Stored dataset items:
——

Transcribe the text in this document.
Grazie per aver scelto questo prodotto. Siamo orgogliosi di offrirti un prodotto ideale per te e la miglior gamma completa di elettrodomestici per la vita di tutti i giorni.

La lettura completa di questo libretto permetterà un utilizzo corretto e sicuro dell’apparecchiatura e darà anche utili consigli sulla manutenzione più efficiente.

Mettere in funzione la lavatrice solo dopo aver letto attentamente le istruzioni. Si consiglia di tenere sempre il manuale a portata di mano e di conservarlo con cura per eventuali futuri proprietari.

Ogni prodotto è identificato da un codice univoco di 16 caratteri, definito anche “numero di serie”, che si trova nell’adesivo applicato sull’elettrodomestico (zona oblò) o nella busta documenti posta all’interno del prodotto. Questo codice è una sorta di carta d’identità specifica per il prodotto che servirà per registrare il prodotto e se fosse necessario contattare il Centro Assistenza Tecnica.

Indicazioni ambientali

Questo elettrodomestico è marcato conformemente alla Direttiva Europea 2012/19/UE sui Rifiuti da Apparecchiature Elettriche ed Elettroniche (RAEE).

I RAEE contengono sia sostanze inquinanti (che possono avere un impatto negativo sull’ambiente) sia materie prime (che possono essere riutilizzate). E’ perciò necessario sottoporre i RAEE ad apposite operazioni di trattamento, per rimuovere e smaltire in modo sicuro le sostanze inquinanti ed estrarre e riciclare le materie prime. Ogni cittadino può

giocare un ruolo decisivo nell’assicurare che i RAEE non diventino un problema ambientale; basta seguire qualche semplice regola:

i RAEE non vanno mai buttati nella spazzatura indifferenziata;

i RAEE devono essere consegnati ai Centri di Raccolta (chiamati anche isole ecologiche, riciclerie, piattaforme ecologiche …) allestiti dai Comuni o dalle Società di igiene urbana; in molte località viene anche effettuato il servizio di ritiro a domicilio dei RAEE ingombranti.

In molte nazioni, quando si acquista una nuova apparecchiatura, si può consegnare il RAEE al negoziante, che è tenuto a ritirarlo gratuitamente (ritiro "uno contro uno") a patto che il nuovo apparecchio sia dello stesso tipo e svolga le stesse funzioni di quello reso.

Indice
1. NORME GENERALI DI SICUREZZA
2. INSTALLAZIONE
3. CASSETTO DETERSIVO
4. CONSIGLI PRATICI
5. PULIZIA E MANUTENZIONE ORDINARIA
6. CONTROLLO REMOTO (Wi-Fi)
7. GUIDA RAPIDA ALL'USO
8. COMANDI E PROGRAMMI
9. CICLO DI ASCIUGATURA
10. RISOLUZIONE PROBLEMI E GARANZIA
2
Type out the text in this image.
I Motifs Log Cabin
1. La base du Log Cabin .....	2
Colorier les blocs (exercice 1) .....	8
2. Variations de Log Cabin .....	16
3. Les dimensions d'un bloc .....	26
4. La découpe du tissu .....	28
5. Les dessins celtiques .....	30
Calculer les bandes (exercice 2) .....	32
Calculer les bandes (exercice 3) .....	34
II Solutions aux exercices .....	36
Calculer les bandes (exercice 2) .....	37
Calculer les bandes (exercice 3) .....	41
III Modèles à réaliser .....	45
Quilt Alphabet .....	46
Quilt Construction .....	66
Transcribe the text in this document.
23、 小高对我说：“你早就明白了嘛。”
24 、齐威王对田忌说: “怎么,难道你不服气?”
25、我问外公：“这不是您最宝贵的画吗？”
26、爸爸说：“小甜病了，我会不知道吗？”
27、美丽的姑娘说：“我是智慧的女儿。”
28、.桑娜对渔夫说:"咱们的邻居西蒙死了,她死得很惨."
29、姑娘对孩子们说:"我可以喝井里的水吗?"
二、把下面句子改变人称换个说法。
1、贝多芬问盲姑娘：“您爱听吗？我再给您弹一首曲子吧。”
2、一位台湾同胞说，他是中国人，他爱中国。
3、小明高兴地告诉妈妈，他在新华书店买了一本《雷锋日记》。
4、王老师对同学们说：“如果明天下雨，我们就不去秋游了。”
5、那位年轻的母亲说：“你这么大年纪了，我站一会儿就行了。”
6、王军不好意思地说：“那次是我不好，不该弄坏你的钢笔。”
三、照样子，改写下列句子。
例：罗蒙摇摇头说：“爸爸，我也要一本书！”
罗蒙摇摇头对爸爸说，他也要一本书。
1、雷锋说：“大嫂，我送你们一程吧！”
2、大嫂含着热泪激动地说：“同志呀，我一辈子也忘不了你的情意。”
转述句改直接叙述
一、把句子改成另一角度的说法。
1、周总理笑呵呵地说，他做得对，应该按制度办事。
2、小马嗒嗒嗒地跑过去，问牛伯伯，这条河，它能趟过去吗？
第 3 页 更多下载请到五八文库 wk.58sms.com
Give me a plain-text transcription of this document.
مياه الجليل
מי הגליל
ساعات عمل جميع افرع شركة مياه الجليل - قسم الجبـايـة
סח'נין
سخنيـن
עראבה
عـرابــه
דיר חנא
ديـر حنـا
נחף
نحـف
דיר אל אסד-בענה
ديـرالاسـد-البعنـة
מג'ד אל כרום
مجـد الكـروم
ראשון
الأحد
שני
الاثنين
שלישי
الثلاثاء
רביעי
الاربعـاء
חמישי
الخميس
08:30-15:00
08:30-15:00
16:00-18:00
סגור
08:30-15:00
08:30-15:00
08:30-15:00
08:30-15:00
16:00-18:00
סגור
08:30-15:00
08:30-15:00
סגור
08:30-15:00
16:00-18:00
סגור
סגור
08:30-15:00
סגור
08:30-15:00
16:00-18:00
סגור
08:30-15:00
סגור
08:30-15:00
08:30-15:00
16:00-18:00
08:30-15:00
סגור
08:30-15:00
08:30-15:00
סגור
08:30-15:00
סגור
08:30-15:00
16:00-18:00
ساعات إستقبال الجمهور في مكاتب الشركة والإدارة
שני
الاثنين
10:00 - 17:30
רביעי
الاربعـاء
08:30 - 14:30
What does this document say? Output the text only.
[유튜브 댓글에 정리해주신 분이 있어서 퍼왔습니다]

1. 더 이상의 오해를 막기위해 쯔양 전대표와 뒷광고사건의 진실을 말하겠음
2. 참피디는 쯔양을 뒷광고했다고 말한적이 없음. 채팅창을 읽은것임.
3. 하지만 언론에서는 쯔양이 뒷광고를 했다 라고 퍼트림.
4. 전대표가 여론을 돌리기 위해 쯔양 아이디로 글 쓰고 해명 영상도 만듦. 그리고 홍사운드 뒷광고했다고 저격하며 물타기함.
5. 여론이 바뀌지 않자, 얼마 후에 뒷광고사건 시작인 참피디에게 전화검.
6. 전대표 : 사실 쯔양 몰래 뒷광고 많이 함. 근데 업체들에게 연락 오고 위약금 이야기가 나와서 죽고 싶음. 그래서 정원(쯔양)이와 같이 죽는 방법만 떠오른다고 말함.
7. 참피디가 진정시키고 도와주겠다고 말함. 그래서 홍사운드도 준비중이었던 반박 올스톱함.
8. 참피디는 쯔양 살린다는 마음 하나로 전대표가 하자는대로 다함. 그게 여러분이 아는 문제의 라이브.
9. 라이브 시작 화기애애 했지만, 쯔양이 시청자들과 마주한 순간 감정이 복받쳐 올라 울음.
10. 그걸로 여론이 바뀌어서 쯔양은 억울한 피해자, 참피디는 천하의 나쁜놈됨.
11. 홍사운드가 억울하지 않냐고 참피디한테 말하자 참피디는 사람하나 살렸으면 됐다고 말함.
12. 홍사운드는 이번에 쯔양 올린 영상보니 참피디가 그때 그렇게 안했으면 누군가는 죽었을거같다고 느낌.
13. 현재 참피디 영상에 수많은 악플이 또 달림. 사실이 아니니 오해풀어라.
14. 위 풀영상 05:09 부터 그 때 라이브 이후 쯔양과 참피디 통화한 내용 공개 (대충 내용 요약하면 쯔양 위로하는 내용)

——

Spot every line that holds "prodotto" and copy it.

Grazie per aver scelto questo prodotto. Siamo orgogliosi di offrirti un prodotto ideale per te e la miglior gamma completa di elettrodomestici per la vita di tutti i giorni.
Ogni prodotto è identificato da un codice univoco di 16 caratteri, definito anche “numero di serie”, che si trova nell’adesivo applicato sull’elettrodomestico (zona oblò) o nella busta documenti posta all’interno del prodotto. Questo codice è una sorta di carta d’identità specifica per il prodotto che servirà per registrare il prodotto e se fosse necessario contattare il Centro Assistenza Tecnica.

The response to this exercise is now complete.